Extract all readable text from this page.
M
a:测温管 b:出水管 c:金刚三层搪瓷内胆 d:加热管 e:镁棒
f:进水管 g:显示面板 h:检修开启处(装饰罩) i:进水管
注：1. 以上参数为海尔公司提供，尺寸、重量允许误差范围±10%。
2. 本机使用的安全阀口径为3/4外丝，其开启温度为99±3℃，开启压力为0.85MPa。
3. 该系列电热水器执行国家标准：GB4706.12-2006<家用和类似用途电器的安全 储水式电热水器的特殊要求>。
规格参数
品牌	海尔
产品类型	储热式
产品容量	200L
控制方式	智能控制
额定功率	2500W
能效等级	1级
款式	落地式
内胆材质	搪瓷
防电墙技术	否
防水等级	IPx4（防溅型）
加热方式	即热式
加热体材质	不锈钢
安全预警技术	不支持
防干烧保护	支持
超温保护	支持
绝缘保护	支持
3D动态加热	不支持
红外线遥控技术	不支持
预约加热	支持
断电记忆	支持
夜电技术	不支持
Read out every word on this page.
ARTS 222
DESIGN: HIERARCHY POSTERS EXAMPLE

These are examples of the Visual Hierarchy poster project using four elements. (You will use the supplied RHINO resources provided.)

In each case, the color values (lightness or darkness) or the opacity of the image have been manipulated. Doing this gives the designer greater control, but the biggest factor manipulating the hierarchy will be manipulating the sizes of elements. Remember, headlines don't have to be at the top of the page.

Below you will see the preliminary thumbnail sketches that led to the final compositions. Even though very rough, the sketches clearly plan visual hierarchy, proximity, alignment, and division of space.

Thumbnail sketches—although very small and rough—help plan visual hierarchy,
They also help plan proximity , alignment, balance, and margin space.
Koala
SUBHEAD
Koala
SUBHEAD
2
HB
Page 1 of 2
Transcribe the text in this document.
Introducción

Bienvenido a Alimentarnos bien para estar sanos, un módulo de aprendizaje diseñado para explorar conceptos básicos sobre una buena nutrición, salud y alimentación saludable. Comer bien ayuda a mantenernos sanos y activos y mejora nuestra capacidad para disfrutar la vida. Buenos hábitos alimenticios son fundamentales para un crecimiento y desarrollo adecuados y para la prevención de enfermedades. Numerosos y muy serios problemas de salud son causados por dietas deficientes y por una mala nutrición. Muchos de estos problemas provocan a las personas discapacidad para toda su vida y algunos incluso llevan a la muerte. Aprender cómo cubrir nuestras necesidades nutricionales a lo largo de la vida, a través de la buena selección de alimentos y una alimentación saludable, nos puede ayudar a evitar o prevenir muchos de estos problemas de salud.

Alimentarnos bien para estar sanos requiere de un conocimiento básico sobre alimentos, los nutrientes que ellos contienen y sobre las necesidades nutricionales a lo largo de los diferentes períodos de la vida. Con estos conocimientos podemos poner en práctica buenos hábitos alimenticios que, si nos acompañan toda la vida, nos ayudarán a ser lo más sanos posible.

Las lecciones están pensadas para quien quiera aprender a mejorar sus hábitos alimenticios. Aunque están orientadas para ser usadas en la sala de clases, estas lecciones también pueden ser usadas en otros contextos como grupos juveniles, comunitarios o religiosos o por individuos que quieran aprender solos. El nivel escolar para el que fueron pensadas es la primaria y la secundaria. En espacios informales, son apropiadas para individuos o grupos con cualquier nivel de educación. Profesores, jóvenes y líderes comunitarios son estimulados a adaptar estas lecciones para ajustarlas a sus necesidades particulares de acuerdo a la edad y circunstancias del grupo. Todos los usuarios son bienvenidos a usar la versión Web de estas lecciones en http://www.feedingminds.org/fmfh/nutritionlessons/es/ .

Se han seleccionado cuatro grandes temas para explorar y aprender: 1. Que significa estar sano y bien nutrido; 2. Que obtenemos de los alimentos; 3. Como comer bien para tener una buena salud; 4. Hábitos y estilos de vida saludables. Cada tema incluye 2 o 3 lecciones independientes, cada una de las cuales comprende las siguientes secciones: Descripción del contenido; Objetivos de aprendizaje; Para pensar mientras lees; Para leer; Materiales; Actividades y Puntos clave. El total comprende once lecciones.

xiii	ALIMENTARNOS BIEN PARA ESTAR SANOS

■ ■ ■

The entries above must be returned in full, exactly as shown.

## Written solution
Extract all readable text from this page.
M
a:测温管 b:出水管 c:金刚三层搪瓷内胆 d:加热管 e:镁棒
f:进水管 g:显示面板 h:检修开启处(装饰罩) i:进水管
注：1. 以上参数为海尔公司提供，尺寸、重量允许误差范围±10%。
2. 本机使用的安全阀口径为3/4外丝，其开启温度为99±3℃，开启压力为0.85MPa。
3. 该系列电热水器执行国家标准：GB4706.12-2006<家用和类似用途电器的安全 储水式电热水器的特殊要求>。
规格参数
品牌	海尔
产品类型	储热式
产品容量	200L
控制方式	智能控制
额定功率	2500W
能效等级	1级
款式	落地式
内胆材质	搪瓷
防电墙技术	否
防水等级	IPx4（防溅型）
加热方式	即热式
加热体材质	不锈钢
安全预警技术	不支持
防干烧保护	支持
超温保护	支持
绝缘保护	支持
3D动态加热	不支持
红外线遥控技术	不支持
预约加热	支持
断电记忆	支持
夜电技术	不支持
Read out every word on this page.
ARTS 222
DESIGN: HIERARCHY POSTERS EXAMPLE

These are examples of the Visual Hierarchy poster project using four elements. (You will use the supplied RHINO resources provided.)

In each case, the color values (lightness or darkness) or the opacity of the image have been manipulated. Doing this gives the designer greater control, but the biggest factor manipulating the hierarchy will be manipulating the sizes of elements. Remember, headlines don't have to be at the top of the page.

Below you will see the preliminary thumbnail sketches that led to the final compositions. Even though very rough, the sketches clearly plan visual hierarchy, proximity, alignment, and division of space.

Thumbnail sketches—although very small and rough—help plan visual hierarchy,
They also help plan proximity , alignment, balance, and margin space.
Koala
SUBHEAD
Koala
SUBHEAD
2
HB
Page 1 of 2
Transcribe the text in this document.
Introducción

Bienvenido a Alimentarnos bien para estar sanos, un módulo de aprendizaje diseñado para explorar conceptos básicos sobre una buena nutrición, salud y alimentación saludable. Comer bien ayuda a mantenernos sanos y activos y mejora nuestra capacidad para disfrutar la vida. Buenos hábitos alimenticios son fundamentales para un crecimiento y desarrollo adecuados y para la prevención de enfermedades. Numerosos y muy serios problemas de salud son causados por dietas deficientes y por una mala nutrición. Muchos de estos problemas provocan a las personas discapacidad para toda su vida y algunos incluso llevan a la muerte. Aprender cómo cubrir nuestras necesidades nutricionales a lo largo de la vida, a través de la buena selección de alimentos y una alimentación saludable, nos puede ayudar a evitar o prevenir muchos de estos problemas de salud.

Alimentarnos bien para estar sanos requiere de un conocimiento básico sobre alimentos, los nutrientes que ellos contienen y sobre las necesidades nutricionales a lo largo de los diferentes períodos de la vida. Con estos conocimientos podemos poner en práctica buenos hábitos alimenticios que, si nos acompañan toda la vida, nos ayudarán a ser lo más sanos posible.

Las lecciones están pensadas para quien quiera aprender a mejorar sus hábitos alimenticios. Aunque están orientadas para ser usadas en la sala de clases, estas lecciones también pueden ser usadas en otros contextos como grupos juveniles, comunitarios o religiosos o por individuos que quieran aprender solos. El nivel escolar para el que fueron pensadas es la primaria y la secundaria. En espacios informales, son apropiadas para individuos o grupos con cualquier nivel de educación. Profesores, jóvenes y líderes comunitarios son estimulados a adaptar estas lecciones para ajustarlas a sus necesidades particulares de acuerdo a la edad y circunstancias del grupo. Todos los usuarios son bienvenidos a usar la versión Web de estas lecciones en http://www.feedingminds.org/fmfh/nutritionlessons/es/ .

Se han seleccionado cuatro grandes temas para explorar y aprender: 1. Que significa estar sano y bien nutrido; 2. Que obtenemos de los alimentos; 3. Como comer bien para tener una buena salud; 4. Hábitos y estilos de vida saludables. Cada tema incluye 2 o 3 lecciones independientes, cada una de las cuales comprende las siguientes secciones: Descripción del contenido; Objetivos de aprendizaje; Para pensar mientras lees; Para leer; Materiales; Actividades y Puntos clave. El total comprende once lecciones.

xiii	ALIMENTARNOS BIEN PARA ESTAR SANOS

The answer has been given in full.